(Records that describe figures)
— START —
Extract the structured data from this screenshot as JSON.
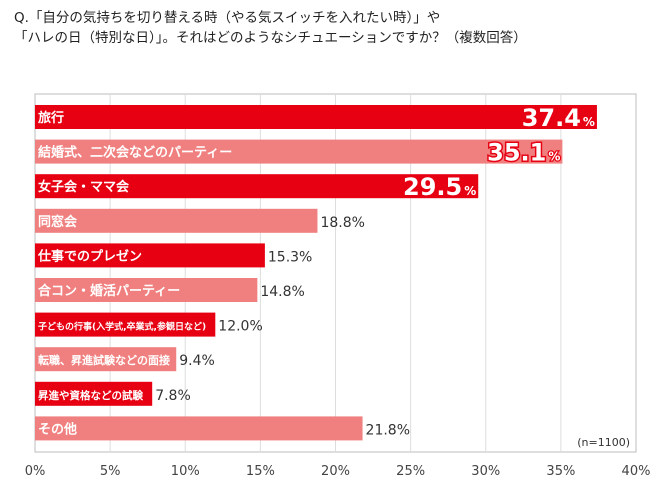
{
  "question": {
    "line1": "Q.「自分の気持ちを切り替える時（やる気スイッチを入れたい時）」や",
    "line2": "「ハレの日（特別な日）」。それはどのようなシチュエーションですか？（複数回答）"
  },
  "chart_data": {
    "type": "bar",
    "orientation": "horizontal",
    "categories": [
      "旅行",
      "結婚式、二次会などのパーティー",
      "女子会・ママ会",
      "同窓会",
      "仕事でのプレゼン",
      "合コン・婚活パーティー",
      "子どもの行事(入学式,卒業式,参観日など)",
      "転職、昇進試験などの面接",
      "昇進や資格などの試験",
      "その他"
    ],
    "values": [
      37.4,
      35.1,
      29.5,
      18.8,
      15.3,
      14.8,
      12.0,
      9.4,
      7.8,
      21.8
    ],
    "value_labels": [
      "37.4",
      "35.1",
      "29.5",
      "18.8%",
      "15.3%",
      "14.8%",
      "12.0%",
      "9.4%",
      "7.8%",
      "21.8%"
    ],
    "percent_sign": "%",
    "bar_colors": [
      "#e60012",
      "#f0807f",
      "#e60012",
      "#f0807f",
      "#e60012",
      "#f0807f",
      "#e60012",
      "#f0807f",
      "#e60012",
      "#f0807f"
    ],
    "xlim": [
      0,
      40
    ],
    "xticks": [
      0,
      5,
      10,
      15,
      20,
      25,
      30,
      35,
      40
    ],
    "xtick_labels": [
      "0%",
      "5%",
      "10%",
      "15%",
      "20%",
      "25%",
      "30%",
      "35%",
      "40%"
    ],
    "note": "(n=1100)",
    "grid": "vertical"
  }
}
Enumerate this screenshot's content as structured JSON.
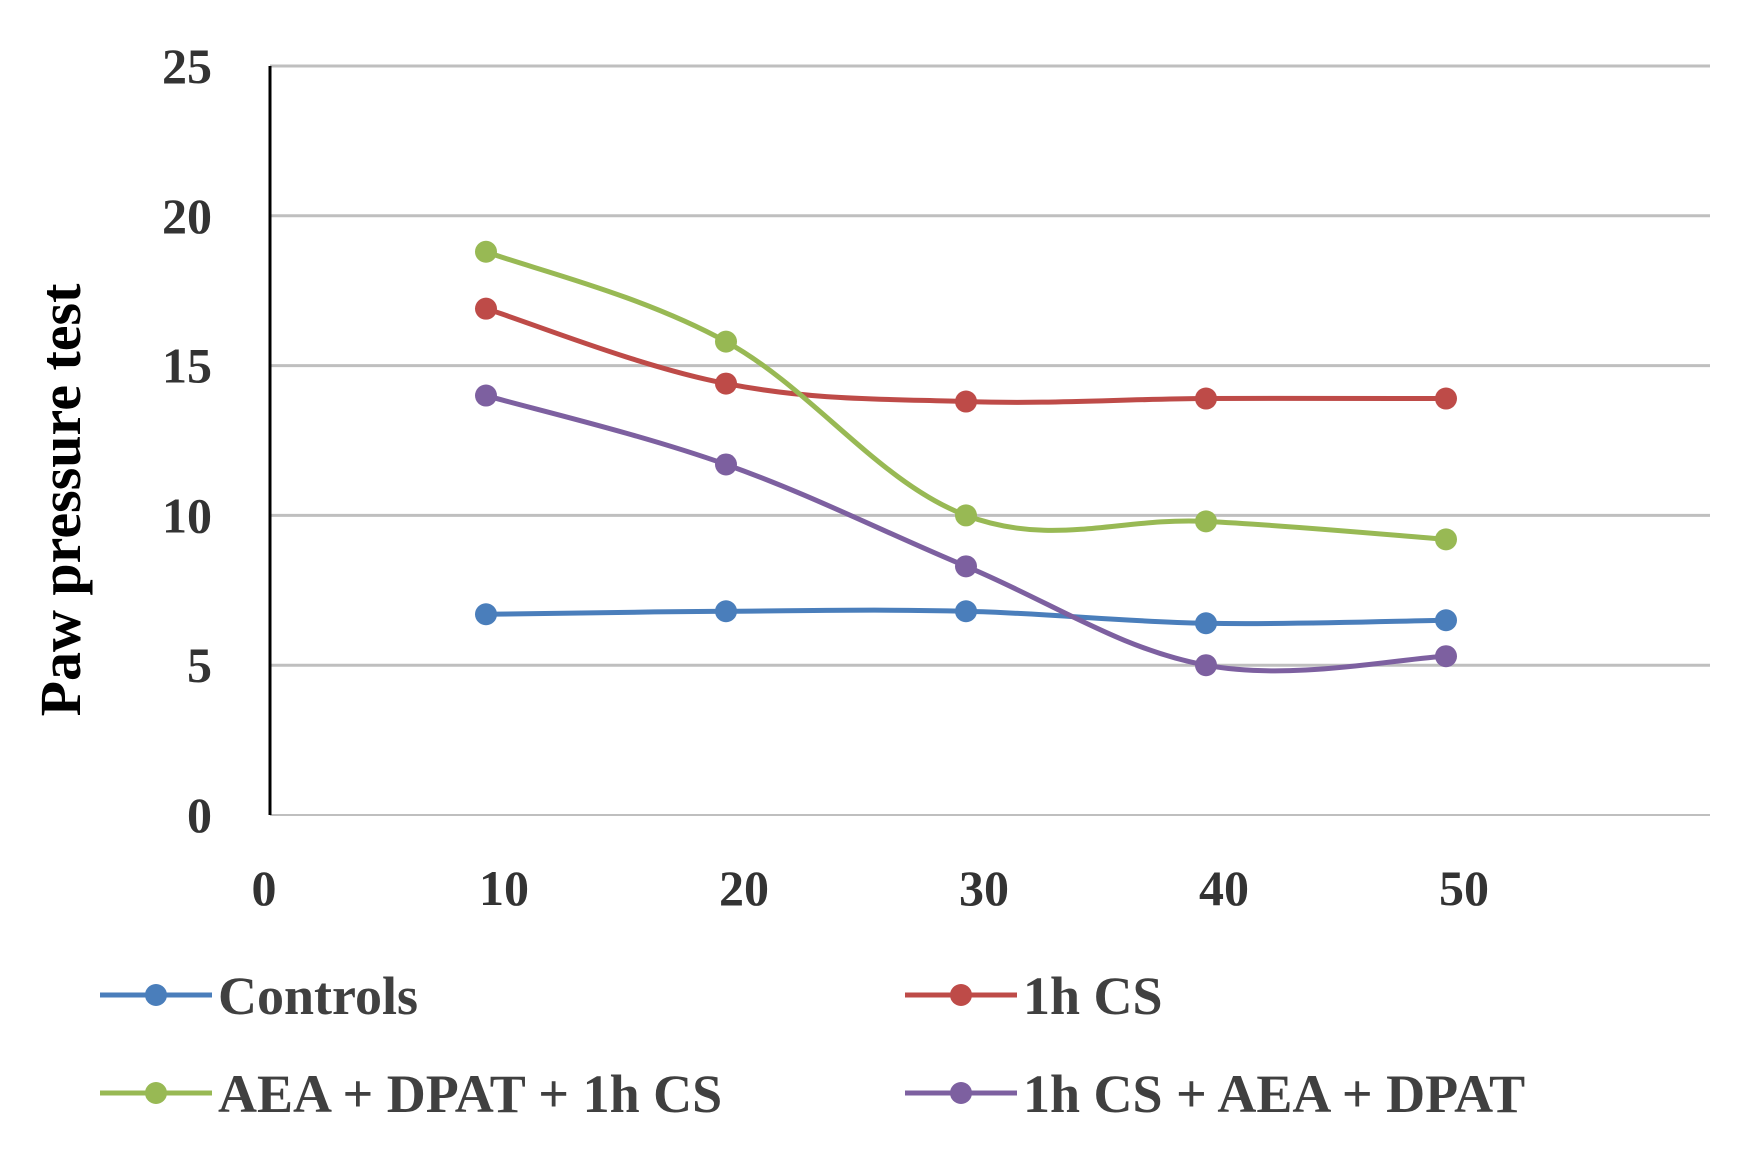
{
  "chart_data": {
    "type": "line",
    "title": "",
    "xlabel": "",
    "ylabel": "Paw pressure test",
    "xlim": [
      0,
      60
    ],
    "ylim": [
      0,
      25
    ],
    "x_ticks": [
      "0",
      "10",
      "20",
      "30",
      "40",
      "50"
    ],
    "y_ticks": [
      "0",
      "5",
      "10",
      "15",
      "20",
      "25"
    ],
    "grid": "horizontal",
    "legend_position": "bottom",
    "x": [
      9,
      19,
      29,
      39,
      49
    ],
    "series": [
      {
        "name": "Controls",
        "color": "#4a7ebb",
        "values": [
          6.7,
          6.8,
          6.8,
          6.4,
          6.5
        ]
      },
      {
        "name": "1h CS",
        "color": "#be4b48",
        "values": [
          16.9,
          14.4,
          13.8,
          13.9,
          13.9
        ]
      },
      {
        "name": "AEA + DPAT + 1h CS",
        "color": "#98b954",
        "values": [
          18.8,
          15.8,
          10.0,
          9.8,
          9.2
        ]
      },
      {
        "name": "1h CS + AEA + DPAT",
        "color": "#7d60a0",
        "values": [
          14.0,
          11.7,
          8.3,
          5.0,
          5.3
        ]
      }
    ]
  }
}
— END —
Given request:
Quote every entry exactly, with the pictures omitted.

The result:
Extract the structured data from this screenshot as JSON.
{
  "question": {
    "line1": "Q.「自分の気持ちを切り替える時（やる気スイッチを入れたい時）」や",
    "line2": "「ハレの日（特別な日）」。それはどのようなシチュエーションですか？（複数回答）"
  },
  "chart_data": {
    "type": "bar",
    "orientation": "horizontal",
    "categories": [
      "旅行",
      "結婚式、二次会などのパーティー",
      "女子会・ママ会",
      "同窓会",
      "仕事でのプレゼン",
      "合コン・婚活パーティー",
      "子どもの行事(入学式,卒業式,参観日など)",
      "転職、昇進試験などの面接",
      "昇進や資格などの試験",
      "その他"
    ],
    "values": [
      37.4,
      35.1,
      29.5,
      18.8,
      15.3,
      14.8,
      12.0,
      9.4,
      7.8,
      21.8
    ],
    "value_labels": [
      "37.4",
      "35.1",
      "29.5",
      "18.8%",
      "15.3%",
      "14.8%",
      "12.0%",
      "9.4%",
      "7.8%",
      "21.8%"
    ],
    "percent_sign": "%",
    "bar_colors": [
      "#e60012",
      "#f0807f",
      "#e60012",
      "#f0807f",
      "#e60012",
      "#f0807f",
      "#e60012",
      "#f0807f",
      "#e60012",
      "#f0807f"
    ],
    "xlim": [
      0,
      40
    ],
    "xticks": [
      0,
      5,
      10,
      15,
      20,
      25,
      30,
      35,
      40
    ],
    "xtick_labels": [
      "0%",
      "5%",
      "10%",
      "15%",
      "20%",
      "25%",
      "30%",
      "35%",
      "40%"
    ],
    "note": "(n=1100)",
    "grid": "vertical"
  }
}
Enumerate this screenshot's content as structured JSON.
{
  "chart_data": {
    "type": "line",
    "title": "",
    "xlabel": "",
    "ylabel": "Paw pressure test",
    "xlim": [
      0,
      60
    ],
    "ylim": [
      0,
      25
    ],
    "x_ticks": [
      "0",
      "10",
      "20",
      "30",
      "40",
      "50"
    ],
    "y_ticks": [
      "0",
      "5",
      "10",
      "15",
      "20",
      "25"
    ],
    "grid": "horizontal",
    "legend_position": "bottom",
    "x": [
      9,
      19,
      29,
      39,
      49
    ],
    "series": [
      {
        "name": "Controls",
        "color": "#4a7ebb",
        "values": [
          6.7,
          6.8,
          6.8,
          6.4,
          6.5
        ]
      },
      {
        "name": "1h CS",
        "color": "#be4b48",
        "values": [
          16.9,
          14.4,
          13.8,
          13.9,
          13.9
        ]
      },
      {
        "name": "AEA + DPAT + 1h CS",
        "color": "#98b954",
        "values": [
          18.8,
          15.8,
          10.0,
          9.8,
          9.2
        ]
      },
      {
        "name": "1h CS + AEA + DPAT",
        "color": "#7d60a0",
        "values": [
          14.0,
          11.7,
          8.3,
          5.0,
          5.3
        ]
      }
    ]
  }
}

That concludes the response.